### GIVEN PROBLEM
Report the count of lines below that include "Jersey", without any other text.

### RECORDS TO PROCESS
## Start

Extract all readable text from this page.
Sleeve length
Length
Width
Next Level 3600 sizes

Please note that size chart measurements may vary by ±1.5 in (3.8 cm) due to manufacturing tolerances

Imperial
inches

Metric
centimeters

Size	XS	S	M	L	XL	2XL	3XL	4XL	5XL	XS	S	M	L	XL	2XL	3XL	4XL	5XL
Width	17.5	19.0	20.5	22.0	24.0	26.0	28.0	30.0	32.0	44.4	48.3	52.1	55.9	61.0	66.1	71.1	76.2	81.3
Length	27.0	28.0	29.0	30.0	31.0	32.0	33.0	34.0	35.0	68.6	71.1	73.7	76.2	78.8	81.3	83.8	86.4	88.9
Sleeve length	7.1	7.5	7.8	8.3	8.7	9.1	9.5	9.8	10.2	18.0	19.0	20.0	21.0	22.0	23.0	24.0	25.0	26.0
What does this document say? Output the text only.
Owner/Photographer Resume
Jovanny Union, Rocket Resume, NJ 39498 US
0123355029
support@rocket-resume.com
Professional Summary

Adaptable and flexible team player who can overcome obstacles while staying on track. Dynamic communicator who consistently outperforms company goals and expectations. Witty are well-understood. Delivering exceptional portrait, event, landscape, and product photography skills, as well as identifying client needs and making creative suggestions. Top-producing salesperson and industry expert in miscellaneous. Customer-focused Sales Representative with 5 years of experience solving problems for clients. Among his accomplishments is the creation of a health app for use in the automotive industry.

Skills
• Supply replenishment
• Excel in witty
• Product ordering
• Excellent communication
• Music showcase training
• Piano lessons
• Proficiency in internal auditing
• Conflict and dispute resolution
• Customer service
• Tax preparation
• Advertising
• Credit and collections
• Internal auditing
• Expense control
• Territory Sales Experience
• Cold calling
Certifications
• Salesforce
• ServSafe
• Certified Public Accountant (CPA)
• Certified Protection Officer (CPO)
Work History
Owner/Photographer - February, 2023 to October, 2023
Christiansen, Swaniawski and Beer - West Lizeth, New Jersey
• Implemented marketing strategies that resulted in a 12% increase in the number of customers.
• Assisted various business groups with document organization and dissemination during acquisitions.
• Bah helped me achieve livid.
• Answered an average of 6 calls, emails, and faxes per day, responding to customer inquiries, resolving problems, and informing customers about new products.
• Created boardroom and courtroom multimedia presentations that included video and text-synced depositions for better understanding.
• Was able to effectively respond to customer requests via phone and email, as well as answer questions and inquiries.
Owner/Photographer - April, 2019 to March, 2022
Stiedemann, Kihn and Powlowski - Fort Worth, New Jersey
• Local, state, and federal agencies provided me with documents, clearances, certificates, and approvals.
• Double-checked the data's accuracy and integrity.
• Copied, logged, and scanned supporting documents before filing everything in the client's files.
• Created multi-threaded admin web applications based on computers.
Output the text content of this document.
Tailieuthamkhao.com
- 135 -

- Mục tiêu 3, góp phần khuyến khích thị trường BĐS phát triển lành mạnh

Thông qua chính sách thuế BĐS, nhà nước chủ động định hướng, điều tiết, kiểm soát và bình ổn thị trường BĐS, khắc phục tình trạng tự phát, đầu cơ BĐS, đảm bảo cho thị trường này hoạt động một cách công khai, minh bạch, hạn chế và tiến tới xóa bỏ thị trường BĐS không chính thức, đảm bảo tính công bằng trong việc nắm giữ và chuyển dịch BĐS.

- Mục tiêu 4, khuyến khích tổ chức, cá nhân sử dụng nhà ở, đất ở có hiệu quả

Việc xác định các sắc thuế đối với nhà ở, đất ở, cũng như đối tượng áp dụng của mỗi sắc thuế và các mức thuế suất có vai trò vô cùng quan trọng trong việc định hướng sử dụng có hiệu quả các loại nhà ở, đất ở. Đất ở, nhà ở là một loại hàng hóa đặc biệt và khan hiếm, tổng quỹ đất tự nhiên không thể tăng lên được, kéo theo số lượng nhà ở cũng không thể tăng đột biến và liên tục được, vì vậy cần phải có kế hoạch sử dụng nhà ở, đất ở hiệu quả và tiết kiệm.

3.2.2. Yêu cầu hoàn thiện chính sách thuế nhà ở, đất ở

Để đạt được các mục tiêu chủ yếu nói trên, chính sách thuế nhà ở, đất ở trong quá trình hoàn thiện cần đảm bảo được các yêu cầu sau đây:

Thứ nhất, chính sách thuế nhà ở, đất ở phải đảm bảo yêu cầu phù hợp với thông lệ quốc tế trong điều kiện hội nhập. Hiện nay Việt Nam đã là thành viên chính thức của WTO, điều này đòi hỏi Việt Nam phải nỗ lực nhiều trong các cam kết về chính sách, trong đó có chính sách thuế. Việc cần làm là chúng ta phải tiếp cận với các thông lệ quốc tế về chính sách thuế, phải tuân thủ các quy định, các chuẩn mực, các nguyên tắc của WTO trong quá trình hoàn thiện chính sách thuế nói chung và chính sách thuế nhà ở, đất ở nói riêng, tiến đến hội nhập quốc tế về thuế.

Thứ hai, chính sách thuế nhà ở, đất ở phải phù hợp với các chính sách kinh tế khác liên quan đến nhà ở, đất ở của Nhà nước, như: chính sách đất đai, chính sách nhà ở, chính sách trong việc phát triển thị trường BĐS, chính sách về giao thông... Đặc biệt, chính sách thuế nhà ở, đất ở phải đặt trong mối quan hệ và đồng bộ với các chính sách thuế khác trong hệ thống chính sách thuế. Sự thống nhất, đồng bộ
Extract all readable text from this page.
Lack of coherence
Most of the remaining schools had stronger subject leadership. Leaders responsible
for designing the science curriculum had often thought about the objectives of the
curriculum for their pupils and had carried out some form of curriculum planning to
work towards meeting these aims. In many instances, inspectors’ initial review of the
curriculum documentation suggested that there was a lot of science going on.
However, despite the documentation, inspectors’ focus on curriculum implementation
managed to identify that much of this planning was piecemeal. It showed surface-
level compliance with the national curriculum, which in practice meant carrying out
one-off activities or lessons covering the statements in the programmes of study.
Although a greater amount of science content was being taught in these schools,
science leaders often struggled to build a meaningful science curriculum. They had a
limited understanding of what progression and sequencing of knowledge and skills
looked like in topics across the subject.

## End

### OUTPUT FOR THIS EXERCISE
2